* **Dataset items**
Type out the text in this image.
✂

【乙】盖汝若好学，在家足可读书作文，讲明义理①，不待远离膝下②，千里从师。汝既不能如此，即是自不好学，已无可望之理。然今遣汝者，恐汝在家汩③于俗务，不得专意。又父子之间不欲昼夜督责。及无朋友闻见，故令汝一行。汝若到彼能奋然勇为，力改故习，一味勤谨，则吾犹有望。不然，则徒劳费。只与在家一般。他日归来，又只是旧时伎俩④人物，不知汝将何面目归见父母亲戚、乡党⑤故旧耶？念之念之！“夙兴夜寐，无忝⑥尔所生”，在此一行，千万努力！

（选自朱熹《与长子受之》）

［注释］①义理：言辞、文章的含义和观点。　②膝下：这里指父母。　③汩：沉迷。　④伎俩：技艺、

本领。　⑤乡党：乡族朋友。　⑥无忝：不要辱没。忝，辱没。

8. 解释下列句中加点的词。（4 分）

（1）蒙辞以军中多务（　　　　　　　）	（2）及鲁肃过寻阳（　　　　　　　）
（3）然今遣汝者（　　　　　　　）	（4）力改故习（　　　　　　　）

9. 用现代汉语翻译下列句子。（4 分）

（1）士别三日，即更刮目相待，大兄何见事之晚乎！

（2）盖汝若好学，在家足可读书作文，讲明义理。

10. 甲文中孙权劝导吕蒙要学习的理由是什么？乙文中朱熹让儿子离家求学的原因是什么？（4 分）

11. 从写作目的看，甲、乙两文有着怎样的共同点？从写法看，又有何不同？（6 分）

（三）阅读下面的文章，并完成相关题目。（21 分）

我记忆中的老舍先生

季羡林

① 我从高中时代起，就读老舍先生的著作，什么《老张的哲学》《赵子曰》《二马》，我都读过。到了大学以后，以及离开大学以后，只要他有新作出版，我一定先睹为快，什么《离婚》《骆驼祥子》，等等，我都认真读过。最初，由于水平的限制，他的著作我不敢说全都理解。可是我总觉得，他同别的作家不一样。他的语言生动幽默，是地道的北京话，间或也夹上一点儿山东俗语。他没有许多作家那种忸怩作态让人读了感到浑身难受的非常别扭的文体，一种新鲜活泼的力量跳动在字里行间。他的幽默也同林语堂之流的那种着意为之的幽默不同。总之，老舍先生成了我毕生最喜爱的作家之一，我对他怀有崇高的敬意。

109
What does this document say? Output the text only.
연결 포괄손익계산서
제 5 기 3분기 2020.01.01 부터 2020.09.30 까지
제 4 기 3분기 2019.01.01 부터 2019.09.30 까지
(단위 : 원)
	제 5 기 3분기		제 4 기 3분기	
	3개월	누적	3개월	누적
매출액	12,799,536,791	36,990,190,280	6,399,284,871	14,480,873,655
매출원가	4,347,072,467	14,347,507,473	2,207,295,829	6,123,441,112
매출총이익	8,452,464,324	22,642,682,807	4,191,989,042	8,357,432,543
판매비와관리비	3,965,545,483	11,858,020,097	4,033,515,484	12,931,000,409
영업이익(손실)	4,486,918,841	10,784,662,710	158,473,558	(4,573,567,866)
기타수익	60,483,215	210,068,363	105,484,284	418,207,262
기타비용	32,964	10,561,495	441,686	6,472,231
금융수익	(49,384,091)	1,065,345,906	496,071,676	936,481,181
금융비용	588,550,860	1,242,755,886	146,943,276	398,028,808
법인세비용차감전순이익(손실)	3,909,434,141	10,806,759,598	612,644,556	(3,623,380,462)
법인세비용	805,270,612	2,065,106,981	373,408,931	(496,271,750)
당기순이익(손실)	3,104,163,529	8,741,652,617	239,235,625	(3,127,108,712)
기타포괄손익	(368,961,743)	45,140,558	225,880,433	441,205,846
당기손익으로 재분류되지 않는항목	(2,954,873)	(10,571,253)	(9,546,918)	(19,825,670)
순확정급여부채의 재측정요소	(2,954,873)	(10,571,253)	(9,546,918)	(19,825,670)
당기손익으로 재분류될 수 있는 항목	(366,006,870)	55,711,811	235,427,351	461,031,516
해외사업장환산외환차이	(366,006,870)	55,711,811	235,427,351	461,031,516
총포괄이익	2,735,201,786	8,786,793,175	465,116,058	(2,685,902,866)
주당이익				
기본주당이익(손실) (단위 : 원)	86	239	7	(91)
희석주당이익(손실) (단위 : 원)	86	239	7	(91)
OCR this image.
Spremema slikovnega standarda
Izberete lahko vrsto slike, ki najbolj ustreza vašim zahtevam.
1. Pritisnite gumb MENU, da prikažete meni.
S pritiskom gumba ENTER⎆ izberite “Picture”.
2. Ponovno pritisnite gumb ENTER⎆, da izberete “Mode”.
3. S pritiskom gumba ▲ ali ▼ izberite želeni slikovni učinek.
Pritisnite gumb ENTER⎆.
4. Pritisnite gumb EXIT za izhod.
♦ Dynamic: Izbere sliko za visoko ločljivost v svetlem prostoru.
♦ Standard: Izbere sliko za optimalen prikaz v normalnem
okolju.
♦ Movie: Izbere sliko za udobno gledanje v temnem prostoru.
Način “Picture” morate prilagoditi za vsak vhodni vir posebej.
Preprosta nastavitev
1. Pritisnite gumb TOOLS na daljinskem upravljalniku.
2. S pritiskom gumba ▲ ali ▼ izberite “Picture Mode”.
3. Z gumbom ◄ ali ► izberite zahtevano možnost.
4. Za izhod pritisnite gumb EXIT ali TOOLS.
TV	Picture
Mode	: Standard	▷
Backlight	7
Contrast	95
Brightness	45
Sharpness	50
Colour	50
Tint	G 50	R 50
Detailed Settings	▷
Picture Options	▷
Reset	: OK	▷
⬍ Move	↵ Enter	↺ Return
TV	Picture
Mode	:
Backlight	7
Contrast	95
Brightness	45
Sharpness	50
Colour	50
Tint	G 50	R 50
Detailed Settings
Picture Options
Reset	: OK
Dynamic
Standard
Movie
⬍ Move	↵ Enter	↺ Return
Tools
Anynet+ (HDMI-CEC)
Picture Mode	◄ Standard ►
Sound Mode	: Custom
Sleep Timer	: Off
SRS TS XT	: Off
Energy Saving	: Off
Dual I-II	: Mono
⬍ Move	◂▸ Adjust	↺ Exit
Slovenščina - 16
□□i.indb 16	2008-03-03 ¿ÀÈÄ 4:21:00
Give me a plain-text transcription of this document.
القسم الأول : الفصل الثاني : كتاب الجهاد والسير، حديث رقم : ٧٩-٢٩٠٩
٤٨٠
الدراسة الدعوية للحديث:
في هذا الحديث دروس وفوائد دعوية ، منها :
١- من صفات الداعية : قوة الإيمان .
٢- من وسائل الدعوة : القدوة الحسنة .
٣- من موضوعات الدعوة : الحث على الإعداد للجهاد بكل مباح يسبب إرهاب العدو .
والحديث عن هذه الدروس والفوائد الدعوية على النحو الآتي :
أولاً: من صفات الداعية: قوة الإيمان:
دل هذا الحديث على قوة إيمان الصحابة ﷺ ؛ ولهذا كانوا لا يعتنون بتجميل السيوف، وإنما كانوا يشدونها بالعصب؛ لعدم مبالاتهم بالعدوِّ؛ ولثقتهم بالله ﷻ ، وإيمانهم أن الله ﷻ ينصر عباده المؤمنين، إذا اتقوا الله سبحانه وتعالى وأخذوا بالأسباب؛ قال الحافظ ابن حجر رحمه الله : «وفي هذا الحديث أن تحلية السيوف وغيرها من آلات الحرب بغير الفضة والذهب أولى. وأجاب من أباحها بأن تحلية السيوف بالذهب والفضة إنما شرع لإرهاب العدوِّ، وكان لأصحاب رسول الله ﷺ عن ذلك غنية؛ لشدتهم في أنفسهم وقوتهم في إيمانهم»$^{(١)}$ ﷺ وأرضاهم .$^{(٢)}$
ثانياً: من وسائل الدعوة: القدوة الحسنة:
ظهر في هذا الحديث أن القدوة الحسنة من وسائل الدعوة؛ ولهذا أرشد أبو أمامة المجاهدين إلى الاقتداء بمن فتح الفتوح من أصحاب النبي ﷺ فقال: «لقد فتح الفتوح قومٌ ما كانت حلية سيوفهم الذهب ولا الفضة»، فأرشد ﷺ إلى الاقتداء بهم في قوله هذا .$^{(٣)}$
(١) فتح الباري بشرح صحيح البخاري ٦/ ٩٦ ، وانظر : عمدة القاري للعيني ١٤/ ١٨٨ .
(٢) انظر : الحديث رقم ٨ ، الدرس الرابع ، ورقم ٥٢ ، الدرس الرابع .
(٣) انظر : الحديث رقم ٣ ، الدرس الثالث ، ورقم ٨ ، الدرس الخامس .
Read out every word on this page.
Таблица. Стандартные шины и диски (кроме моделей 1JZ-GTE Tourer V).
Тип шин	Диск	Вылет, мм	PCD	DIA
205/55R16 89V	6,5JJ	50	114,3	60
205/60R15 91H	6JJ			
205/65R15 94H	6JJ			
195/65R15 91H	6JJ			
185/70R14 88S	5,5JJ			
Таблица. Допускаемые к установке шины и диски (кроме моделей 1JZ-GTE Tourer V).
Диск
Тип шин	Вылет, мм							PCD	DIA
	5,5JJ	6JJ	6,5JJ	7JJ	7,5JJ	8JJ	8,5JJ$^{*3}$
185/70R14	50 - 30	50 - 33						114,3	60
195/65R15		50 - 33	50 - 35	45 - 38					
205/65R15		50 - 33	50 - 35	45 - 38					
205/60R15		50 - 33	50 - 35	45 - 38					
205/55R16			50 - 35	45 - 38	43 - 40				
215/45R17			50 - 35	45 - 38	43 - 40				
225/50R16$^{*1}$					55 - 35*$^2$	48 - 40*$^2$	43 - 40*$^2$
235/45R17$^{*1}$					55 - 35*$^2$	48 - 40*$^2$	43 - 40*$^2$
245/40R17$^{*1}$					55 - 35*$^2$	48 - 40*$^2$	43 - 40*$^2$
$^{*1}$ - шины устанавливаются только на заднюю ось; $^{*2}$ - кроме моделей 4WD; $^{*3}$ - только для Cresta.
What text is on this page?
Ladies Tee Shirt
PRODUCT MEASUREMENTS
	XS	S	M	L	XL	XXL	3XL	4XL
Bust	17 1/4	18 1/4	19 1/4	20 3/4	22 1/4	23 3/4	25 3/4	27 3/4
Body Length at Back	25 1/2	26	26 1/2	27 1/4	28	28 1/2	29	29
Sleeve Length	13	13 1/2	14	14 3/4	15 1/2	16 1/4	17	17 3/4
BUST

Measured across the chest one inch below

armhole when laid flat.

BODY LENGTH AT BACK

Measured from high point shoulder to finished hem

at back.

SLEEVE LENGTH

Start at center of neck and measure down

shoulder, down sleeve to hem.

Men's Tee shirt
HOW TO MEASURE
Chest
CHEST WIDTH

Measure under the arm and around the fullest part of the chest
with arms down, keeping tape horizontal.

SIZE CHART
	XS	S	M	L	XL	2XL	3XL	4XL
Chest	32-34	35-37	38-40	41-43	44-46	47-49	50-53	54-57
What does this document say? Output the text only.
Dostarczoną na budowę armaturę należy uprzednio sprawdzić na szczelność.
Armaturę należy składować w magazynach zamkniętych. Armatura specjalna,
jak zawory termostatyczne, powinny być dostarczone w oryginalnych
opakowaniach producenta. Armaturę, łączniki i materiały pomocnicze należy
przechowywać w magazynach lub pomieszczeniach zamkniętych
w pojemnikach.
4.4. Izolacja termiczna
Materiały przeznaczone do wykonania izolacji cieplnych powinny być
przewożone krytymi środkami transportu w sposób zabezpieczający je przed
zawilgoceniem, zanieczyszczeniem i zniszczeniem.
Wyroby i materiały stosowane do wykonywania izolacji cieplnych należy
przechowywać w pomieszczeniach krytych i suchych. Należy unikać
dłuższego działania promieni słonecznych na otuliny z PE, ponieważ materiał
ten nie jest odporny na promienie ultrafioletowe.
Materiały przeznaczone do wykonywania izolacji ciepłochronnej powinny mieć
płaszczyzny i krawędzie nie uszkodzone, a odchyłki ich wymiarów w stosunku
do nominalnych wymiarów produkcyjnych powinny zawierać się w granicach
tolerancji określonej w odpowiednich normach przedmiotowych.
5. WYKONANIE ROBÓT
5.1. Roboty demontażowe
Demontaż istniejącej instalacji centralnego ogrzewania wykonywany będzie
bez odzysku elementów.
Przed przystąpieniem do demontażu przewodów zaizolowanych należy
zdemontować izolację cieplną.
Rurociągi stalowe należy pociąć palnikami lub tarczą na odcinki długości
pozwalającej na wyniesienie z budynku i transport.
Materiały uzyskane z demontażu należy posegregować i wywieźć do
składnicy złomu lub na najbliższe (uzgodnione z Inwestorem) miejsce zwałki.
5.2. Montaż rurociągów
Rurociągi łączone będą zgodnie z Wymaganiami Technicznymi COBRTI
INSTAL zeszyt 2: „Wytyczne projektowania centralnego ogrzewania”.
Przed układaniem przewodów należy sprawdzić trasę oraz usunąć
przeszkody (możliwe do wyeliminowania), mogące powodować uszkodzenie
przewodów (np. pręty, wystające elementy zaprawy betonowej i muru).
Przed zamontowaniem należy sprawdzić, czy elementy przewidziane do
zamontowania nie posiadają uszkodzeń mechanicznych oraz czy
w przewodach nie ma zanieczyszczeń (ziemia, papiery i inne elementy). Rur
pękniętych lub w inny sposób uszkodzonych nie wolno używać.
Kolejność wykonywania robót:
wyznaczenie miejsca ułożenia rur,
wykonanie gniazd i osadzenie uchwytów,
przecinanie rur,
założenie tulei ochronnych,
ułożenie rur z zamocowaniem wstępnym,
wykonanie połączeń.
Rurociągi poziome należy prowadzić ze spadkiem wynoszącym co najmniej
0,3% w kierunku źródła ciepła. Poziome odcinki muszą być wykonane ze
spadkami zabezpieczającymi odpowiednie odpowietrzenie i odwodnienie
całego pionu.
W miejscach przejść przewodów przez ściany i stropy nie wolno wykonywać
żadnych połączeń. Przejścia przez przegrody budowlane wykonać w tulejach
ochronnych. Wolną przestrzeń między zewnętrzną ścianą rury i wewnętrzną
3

* **EXERCISE REQUIREMENTS**
From the data above, show each line that contains "sposób".

* **THE COMPLETED TASK**
przewożone krytymi środkami transportu w sposób zabezpieczający je przed
pękniętych lub w inny sposób uszkodzonych nie wolno używać.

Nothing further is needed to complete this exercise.